==== Фрагмент документа
Редкий зэк не побывал на трёх-пяти пересылках, многие припомнят с десяток их, а сыны ГУЛАГа начтут без труда и полусотню. И у кого память чёткая – тому теперь и по стране ездить не надо, вся география хорошо у него уложилась по пересылкам.
Такого знатока вы не обидьте, не скажите ему, что знаете, мол, город без пересыльной тюрьмы. Он вам точно докажет, что городов таких нет, и будет прав. Сальск? Так там в КПЗ пересыльных держат, вместе со следственными. И в каждом райцентре так – чем же не пересылка? В Соль-Илецке? Есть пересылка! В Рыбинске? А тюрьма № 2, бывший монастырь? Ох, покойная, дворы мощёные пустые, старые плиты во мху, в бане бадейки деревянные чистенькие. В Чите? Тюрьма № 1. В Наушках? Там не тюрьма, но лагерь пересыльный, всё равно. В Торжке? А на горе, в монастыре тоже.
========
#### [Задание 1]
Воспроизведите без изменений часть фрагмента о пересыльных тюрьмах: начните со слов «Редкий зэк не» и закончите словами «в монастыре тоже.».
#### [Задание 2]
Чем, согласно фрагменту о пересыльных тюрьмах, была раньше тюрьма № 2 в Рыбинске?
Опирайтесь только на сам фрагмент о пересыльных тюрьмах.
==== Записанные данные
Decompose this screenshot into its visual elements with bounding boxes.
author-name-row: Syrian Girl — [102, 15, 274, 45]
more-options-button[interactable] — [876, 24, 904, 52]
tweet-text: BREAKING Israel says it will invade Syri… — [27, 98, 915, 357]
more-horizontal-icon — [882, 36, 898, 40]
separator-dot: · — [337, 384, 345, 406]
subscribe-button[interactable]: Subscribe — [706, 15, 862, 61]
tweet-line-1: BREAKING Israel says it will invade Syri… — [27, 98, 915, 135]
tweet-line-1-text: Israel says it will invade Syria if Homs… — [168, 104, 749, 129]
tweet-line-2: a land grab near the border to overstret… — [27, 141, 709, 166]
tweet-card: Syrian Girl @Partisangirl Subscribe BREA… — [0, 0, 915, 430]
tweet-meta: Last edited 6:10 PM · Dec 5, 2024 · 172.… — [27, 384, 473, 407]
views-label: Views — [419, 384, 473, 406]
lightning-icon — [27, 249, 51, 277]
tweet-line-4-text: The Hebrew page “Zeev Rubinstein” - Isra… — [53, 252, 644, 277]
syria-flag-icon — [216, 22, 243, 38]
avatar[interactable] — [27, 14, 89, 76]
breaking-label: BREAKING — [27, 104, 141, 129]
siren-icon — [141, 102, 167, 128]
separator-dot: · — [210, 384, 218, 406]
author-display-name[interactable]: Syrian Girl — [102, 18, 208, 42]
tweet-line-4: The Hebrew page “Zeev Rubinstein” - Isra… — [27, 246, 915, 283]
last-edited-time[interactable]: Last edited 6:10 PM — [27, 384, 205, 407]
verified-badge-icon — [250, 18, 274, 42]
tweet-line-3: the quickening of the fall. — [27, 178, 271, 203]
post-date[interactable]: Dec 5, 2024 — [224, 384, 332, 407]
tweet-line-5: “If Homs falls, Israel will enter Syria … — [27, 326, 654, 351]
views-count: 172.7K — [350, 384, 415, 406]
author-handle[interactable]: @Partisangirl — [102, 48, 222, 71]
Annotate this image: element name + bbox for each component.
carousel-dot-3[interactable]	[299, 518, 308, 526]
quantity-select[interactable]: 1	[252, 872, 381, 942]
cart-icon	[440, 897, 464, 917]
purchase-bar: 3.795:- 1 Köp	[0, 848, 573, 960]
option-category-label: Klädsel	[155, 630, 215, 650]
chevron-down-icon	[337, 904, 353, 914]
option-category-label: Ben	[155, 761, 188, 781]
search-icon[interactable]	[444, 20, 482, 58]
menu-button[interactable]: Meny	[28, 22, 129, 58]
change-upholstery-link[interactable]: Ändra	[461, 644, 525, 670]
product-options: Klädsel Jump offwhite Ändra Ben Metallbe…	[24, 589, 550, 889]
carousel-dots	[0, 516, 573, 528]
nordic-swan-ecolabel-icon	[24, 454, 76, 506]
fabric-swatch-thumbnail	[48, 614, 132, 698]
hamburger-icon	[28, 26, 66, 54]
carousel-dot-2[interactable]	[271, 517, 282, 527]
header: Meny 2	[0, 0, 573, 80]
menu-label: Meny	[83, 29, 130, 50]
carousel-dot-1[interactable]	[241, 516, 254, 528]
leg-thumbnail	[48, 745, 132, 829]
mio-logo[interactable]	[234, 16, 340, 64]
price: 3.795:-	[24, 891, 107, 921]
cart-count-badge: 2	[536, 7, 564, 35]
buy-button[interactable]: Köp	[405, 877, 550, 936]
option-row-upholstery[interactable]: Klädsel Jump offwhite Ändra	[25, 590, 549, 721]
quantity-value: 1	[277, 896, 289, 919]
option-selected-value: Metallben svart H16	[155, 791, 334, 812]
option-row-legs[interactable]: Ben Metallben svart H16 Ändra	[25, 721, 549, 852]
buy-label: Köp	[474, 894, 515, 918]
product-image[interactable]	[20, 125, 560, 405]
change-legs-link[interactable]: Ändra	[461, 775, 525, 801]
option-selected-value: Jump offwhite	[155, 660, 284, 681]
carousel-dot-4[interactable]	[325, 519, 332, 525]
========
#### [Результат выполнения 1]
Редкий зэк не побывал на трёх-пяти пересылках, многие припомнят с десяток их, а сыны ГУЛАГа начтут без труда и полусотню. И у кого память чёткая – тому теперь и по стране ездить не надо, вся география хорошо у него уложилась по пересылкам.
Такого знатока вы не обидьте, не скажите ему, что знаете, мол, город без пересыльной тюрьмы. Он вам точно докажет, что городов таких нет, и будет прав. Сальск? Так там в КПЗ пересыльных держат, вместе со следственными. И в каждом райцентре так – чем же не пересылка? В Соль-Илецке? Есть пересылка! В Рыбинске? А тюрьма № 2, бывший монастырь? Ох, покойная, дворы мощёные пустые, старые плиты во мху, в бане бадейки деревянные чистенькие. В Чите? Тюрьма № 1. В Наушках? Там не тюрьма, но лагерь пересыльный, всё равно. В Торжке? А на горе, в монастыре тоже.

#### [Результат выполнения 2]
Монастырём.